◆ CONSEGNA A: Nel brano su Alberto Forchielli, di quale società viene indicato come fondatore?
◆ CONSEGNA B: Riduci a un elenco puntato il paragrafo che comincia con «Il turpiloquio, del quale» nel brano su Alberto Forchielli, conservandone i fatti principali.
◆ CONSEGNA C: Prosegui il brano su Alberto Forchielli a partire dall'ultima frase riportata.

◆ BRANO SCELTO:
__________

Per l’Italia sogno il grande botto, dal quale ricominciare: meglio che questo lento declino.

Il turpiloquio, del quale Alberto Forchielli fa uso frequente (e sapiente) a ribadire concetti mai banali, dice che gli è rimasto addosso «dagli anni passati tra strade e cortili: vengo da una famiglia benestante, ma in strada ho imparato moltissimo». Il resto, ovvero quanto questo imprenditore partito da Imola con solo il mondo come confine regala alla platea di ALLFORTILES in occasione dell’appuntamento conclusivo della rassegna voluta da Ceramicanda a margine del Cersaie, è quanto ci si aspettava. Ovvero il corollario di una tre giorni di confronto, efficace ma non necessariamente formale e ingessato, con la quale Ceramicanda ribadisce la sua originalità nel fare informazione. Per questo, premessa doverosa, per quanto possiamo scegliamo di riportare integralmente quanto espresso dal fondatore di Mandarin Capital Partner, certi che qualche parolaccia non disturberà quanti, e saranno tanti, dal pensiero di Forchielli potranno trarre spunti di riflessione. In ordine al distretto ceramico, ma non solo, perché il poliedrico imprenditore bolognese, allievo di Prodi e Andreatta, in questa intervista esclusiva ha spaziato ovunque. Partendo dalla sua condizione di «privilegiato: perché lo so e – premette Forchielli – non ho difficoltà ad ammetterlo, quello che mi doveva succedere mi è sempre successo al momento giusto»

__________

◆ DATI FORNITI:

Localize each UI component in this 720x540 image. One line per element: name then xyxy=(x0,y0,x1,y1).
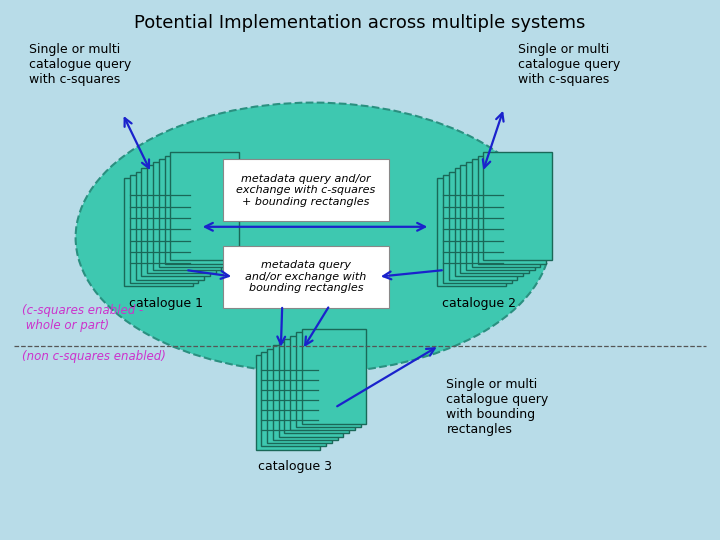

__________

◆ SOLUZIONE A: Di Mandarin Capital Partner.

◆ SOLUZIONE B:
- Forchielli usa spesso il turpiloquio, che dice di aver preso negli anni passati tra strade e cortili, pur venendo da una famiglia benestante.
- L'imprenditore, partito da Imola, è intervenuto all'appuntamento conclusivo di ALLFORTILES, la rassegna voluta da Ceramicanda a margine del Cersaie.
- L'incontro chiude tre giorni di confronto efficace ma non formale, con cui Ceramicanda ribadisce la sua originalità nel fare informazione.
- La redazione sceglie di riportare integralmente le sue parole, parolacce comprese.
- Fondatore di Mandarin Capital Partner e allievo di Prodi e Andreatta, nell'intervista esclusiva ha parlato del distretto ceramico e di molto altro.
- Si definisce un privilegiato, perché ciò che doveva succedergli gli è sempre successo al momento giusto.

◆ SOLUZIONE C:
I suoi maestri? 
«Mio padre e mio nonno sono state le mie stelle polari, ma anche Romano Prodi e Beniamino Andreatta mi hanno insegnato molto di quello che mi è servito. Il resto l’ho fatto studiando e lavorando, rischiando di mio»
Per chi vota? 
«E’ tanto che non voto, anche perché non sono mai in Italia. E, visto il panorama sconfortante, considero un privilegio anche il non dover votare qui in Italia»
Forchielli è imprenditore famoso per le suei dee e per i sui risultati, ma anche per un linguaggio colorito: pane al pane e vino al vino… 
«Vengo da una famiglia benestante, ma come ho detto sono cresciuto per strada, come tutti quelli della mia generazione. Il linguaggio, diciamo colorito, viene da lì. Quando mi esprimo in inglese sono più politicamente corretto, ma in inglese mi capita ancora di usare ‘soccia’ come intercalare e la cosa, lo ammetto, fa sorridere anche in contesti in cui la forma ha una sua importanza, e parlo di contesti internazionali»
Che Forchielli frequenta abitualmente, e da un sacco di tempo, avendo vissuto pressochè ovunque: siamo in mano, geopoliticamente, a USA, Cina e India: chi vince? 
«Difficile da dire, tempo al tempo. In atto c’è una competizione che vede diversi protagonisti in gioco»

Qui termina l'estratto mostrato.